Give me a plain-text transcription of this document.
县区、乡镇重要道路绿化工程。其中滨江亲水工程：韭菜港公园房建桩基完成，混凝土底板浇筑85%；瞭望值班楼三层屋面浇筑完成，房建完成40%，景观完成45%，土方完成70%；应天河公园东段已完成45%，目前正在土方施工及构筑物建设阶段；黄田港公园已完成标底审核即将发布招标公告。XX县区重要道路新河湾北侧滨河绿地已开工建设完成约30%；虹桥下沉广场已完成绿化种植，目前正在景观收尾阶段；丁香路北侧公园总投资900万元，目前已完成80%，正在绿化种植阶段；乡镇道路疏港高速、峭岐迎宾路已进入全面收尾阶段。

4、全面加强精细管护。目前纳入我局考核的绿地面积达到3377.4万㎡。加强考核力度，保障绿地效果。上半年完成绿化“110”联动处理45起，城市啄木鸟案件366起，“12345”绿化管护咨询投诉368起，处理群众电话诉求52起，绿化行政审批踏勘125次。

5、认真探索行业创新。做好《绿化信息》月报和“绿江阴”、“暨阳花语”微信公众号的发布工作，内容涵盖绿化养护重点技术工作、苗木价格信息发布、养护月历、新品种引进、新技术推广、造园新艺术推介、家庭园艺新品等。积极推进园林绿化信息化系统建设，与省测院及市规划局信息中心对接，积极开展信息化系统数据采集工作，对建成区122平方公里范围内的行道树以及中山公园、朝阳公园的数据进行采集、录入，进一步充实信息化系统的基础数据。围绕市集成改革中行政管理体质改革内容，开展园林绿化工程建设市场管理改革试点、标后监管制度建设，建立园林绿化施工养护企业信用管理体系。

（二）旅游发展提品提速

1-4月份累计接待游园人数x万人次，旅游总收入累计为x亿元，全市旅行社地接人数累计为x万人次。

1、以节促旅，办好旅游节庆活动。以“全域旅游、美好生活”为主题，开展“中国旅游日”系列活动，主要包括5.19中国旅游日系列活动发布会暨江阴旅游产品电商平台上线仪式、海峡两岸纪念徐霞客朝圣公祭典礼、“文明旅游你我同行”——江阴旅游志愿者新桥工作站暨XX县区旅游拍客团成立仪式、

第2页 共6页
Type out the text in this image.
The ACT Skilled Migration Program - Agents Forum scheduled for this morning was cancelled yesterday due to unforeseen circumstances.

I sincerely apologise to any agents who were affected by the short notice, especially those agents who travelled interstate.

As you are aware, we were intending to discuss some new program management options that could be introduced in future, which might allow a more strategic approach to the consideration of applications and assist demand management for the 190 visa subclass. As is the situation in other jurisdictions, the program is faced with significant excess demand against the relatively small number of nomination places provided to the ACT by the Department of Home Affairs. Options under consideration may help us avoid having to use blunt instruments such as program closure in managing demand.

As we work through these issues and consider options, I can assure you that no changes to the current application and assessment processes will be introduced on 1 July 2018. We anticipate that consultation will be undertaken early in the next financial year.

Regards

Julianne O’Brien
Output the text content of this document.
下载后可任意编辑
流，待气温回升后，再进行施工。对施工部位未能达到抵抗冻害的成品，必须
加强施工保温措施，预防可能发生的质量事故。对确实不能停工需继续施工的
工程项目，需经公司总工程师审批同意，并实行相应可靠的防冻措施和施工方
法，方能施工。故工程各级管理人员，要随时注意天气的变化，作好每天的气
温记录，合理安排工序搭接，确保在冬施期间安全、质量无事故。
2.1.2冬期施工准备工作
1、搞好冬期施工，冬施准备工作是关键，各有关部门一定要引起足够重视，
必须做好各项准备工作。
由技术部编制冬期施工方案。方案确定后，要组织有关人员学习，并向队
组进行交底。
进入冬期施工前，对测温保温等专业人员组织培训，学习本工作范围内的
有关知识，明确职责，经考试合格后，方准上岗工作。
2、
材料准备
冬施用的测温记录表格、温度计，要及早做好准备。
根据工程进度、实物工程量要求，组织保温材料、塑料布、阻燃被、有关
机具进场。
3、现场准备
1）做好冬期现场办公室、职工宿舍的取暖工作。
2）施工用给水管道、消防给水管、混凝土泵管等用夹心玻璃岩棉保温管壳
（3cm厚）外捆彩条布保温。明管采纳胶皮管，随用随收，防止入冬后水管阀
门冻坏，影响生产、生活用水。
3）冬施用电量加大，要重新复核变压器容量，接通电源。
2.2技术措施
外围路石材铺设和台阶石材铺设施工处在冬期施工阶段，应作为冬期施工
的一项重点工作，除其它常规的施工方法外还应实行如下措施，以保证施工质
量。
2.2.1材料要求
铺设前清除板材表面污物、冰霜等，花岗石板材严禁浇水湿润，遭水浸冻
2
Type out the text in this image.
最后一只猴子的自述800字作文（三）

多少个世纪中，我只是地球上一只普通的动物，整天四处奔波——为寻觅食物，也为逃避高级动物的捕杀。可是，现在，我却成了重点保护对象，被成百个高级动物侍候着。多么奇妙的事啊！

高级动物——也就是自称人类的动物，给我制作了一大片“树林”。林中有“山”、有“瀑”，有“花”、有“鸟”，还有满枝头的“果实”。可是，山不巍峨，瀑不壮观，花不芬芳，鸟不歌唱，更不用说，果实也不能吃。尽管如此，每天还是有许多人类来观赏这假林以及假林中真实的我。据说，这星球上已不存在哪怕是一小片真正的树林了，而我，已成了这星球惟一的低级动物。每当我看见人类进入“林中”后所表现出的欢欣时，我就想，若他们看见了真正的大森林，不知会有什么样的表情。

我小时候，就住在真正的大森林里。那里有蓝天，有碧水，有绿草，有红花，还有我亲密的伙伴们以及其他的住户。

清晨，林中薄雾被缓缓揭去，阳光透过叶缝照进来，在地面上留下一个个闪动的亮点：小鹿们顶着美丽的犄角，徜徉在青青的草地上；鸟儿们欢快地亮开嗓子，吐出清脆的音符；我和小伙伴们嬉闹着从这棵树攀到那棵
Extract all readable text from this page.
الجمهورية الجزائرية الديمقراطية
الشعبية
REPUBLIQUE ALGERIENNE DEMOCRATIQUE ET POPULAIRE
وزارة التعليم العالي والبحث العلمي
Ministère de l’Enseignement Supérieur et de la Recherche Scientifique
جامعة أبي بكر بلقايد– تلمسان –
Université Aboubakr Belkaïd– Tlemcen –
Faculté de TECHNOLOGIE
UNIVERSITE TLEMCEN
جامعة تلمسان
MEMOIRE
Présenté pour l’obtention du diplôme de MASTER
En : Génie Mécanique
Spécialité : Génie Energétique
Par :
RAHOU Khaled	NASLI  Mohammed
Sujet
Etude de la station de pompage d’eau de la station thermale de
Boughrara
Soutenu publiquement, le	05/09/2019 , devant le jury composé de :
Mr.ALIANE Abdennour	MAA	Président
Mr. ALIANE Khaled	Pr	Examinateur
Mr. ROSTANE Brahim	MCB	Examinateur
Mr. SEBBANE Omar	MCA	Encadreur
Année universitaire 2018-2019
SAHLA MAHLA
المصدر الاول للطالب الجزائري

━━━

● **What is asked**:
Reproduce the data in full, exactly as presented.

● **Response to this exercise**:
Give me a plain-text transcription of this document.
县区、乡镇重要道路绿化工程。其中滨江亲水工程：韭菜港公园房建桩基完成，混凝土底板浇筑85%；瞭望值班楼三层屋面浇筑完成，房建完成40%，景观完成45%，土方完成70%；应天河公园东段已完成45%，目前正在土方施工及构筑物建设阶段；黄田港公园已完成标底审核即将发布招标公告。XX县区重要道路新河湾北侧滨河绿地已开工建设完成约30%；虹桥下沉广场已完成绿化种植，目前正在景观收尾阶段；丁香路北侧公园总投资900万元，目前已完成80%，正在绿化种植阶段；乡镇道路疏港高速、峭岐迎宾路已进入全面收尾阶段。

4、全面加强精细管护。目前纳入我局考核的绿地面积达到3377.4万㎡。加强考核力度，保障绿地效果。上半年完成绿化“110”联动处理45起，城市啄木鸟案件366起，“12345”绿化管护咨询投诉368起，处理群众电话诉求52起，绿化行政审批踏勘125次。

5、认真探索行业创新。做好《绿化信息》月报和“绿江阴”、“暨阳花语”微信公众号的发布工作，内容涵盖绿化养护重点技术工作、苗木价格信息发布、养护月历、新品种引进、新技术推广、造园新艺术推介、家庭园艺新品等。积极推进园林绿化信息化系统建设，与省测院及市规划局信息中心对接，积极开展信息化系统数据采集工作，对建成区122平方公里范围内的行道树以及中山公园、朝阳公园的数据进行采集、录入，进一步充实信息化系统的基础数据。围绕市集成改革中行政管理体质改革内容，开展园林绿化工程建设市场管理改革试点、标后监管制度建设，建立园林绿化施工养护企业信用管理体系。

（二）旅游发展提品提速

1-4月份累计接待游园人数x万人次，旅游总收入累计为x亿元，全市旅行社地接人数累计为x万人次。

1、以节促旅，办好旅游节庆活动。以“全域旅游、美好生活”为主题，开展“中国旅游日”系列活动，主要包括5.19中国旅游日系列活动发布会暨江阴旅游产品电商平台上线仪式、海峡两岸纪念徐霞客朝圣公祭典礼、“文明旅游你我同行”——江阴旅游志愿者新桥工作站暨XX县区旅游拍客团成立仪式、

第2页 共6页
Type out the text in this image.
The ACT Skilled Migration Program - Agents Forum scheduled for this morning was cancelled yesterday due to unforeseen circumstances.

I sincerely apologise to any agents who were affected by the short notice, especially those agents who travelled interstate.

As you are aware, we were intending to discuss some new program management options that could be introduced in future, which might allow a more strategic approach to the consideration of applications and assist demand management for the 190 visa subclass. As is the situation in other jurisdictions, the program is faced with significant excess demand against the relatively small number of nomination places provided to the ACT by the Department of Home Affairs. Options under consideration may help us avoid having to use blunt instruments such as program closure in managing demand.

As we work through these issues and consider options, I can assure you that no changes to the current application and assessment processes will be introduced on 1 July 2018. We anticipate that consultation will be undertaken early in the next financial year.

Regards

Julianne O’Brien
Output the text content of this document.
下载后可任意编辑
流，待气温回升后，再进行施工。对施工部位未能达到抵抗冻害的成品，必须
加强施工保温措施，预防可能发生的质量事故。对确实不能停工需继续施工的
工程项目，需经公司总工程师审批同意，并实行相应可靠的防冻措施和施工方
法，方能施工。故工程各级管理人员，要随时注意天气的变化，作好每天的气
温记录，合理安排工序搭接，确保在冬施期间安全、质量无事故。
2.1.2冬期施工准备工作
1、搞好冬期施工，冬施准备工作是关键，各有关部门一定要引起足够重视，
必须做好各项准备工作。
由技术部编制冬期施工方案。方案确定后，要组织有关人员学习，并向队
组进行交底。
进入冬期施工前，对测温保温等专业人员组织培训，学习本工作范围内的
有关知识，明确职责，经考试合格后，方准上岗工作。
2、
材料准备
冬施用的测温记录表格、温度计，要及早做好准备。
根据工程进度、实物工程量要求，组织保温材料、塑料布、阻燃被、有关
机具进场。
3、现场准备
1）做好冬期现场办公室、职工宿舍的取暖工作。
2）施工用给水管道、消防给水管、混凝土泵管等用夹心玻璃岩棉保温管壳
（3cm厚）外捆彩条布保温。明管采纳胶皮管，随用随收，防止入冬后水管阀
门冻坏，影响生产、生活用水。
3）冬施用电量加大，要重新复核变压器容量，接通电源。
2.2技术措施
外围路石材铺设和台阶石材铺设施工处在冬期施工阶段，应作为冬期施工
的一项重点工作，除其它常规的施工方法外还应实行如下措施，以保证施工质
量。
2.2.1材料要求
铺设前清除板材表面污物、冰霜等，花岗石板材严禁浇水湿润，遭水浸冻
2
Type out the text in this image.
最后一只猴子的自述800字作文（三）

多少个世纪中，我只是地球上一只普通的动物，整天四处奔波——为寻觅食物，也为逃避高级动物的捕杀。可是，现在，我却成了重点保护对象，被成百个高级动物侍候着。多么奇妙的事啊！

高级动物——也就是自称人类的动物，给我制作了一大片“树林”。林中有“山”、有“瀑”，有“花”、有“鸟”，还有满枝头的“果实”。可是，山不巍峨，瀑不壮观，花不芬芳，鸟不歌唱，更不用说，果实也不能吃。尽管如此，每天还是有许多人类来观赏这假林以及假林中真实的我。据说，这星球上已不存在哪怕是一小片真正的树林了，而我，已成了这星球惟一的低级动物。每当我看见人类进入“林中”后所表现出的欢欣时，我就想，若他们看见了真正的大森林，不知会有什么样的表情。

我小时候，就住在真正的大森林里。那里有蓝天，有碧水，有绿草，有红花，还有我亲密的伙伴们以及其他的住户。

清晨，林中薄雾被缓缓揭去，阳光透过叶缝照进来，在地面上留下一个个闪动的亮点：小鹿们顶着美丽的犄角，徜徉在青青的草地上；鸟儿们欢快地亮开嗓子，吐出清脆的音符；我和小伙伴们嬉闹着从这棵树攀到那棵
Extract all readable text from this page.
الجمهورية الجزائرية الديمقراطية
الشعبية
REPUBLIQUE ALGERIENNE DEMOCRATIQUE ET POPULAIRE
وزارة التعليم العالي والبحث العلمي
Ministère de l’Enseignement Supérieur et de la Recherche Scientifique
جامعة أبي بكر بلقايد– تلمسان –
Université Aboubakr Belkaïd– Tlemcen –
Faculté de TECHNOLOGIE
UNIVERSITE TLEMCEN
جامعة تلمسان
MEMOIRE
Présenté pour l’obtention du diplôme de MASTER
En : Génie Mécanique
Spécialité : Génie Energétique
Par :
RAHOU Khaled	NASLI  Mohammed
Sujet
Etude de la station de pompage d’eau de la station thermale de
Boughrara
Soutenu publiquement, le	05/09/2019 , devant le jury composé de :
Mr.ALIANE Abdennour	MAA	Président
Mr. ALIANE Khaled	Pr	Examinateur
Mr. ROSTANE Brahim	MCB	Examinateur
Mr. SEBBANE Omar	MCA	Encadreur
Année universitaire 2018-2019
SAHLA MAHLA
المصدر الاول للطالب الجزائري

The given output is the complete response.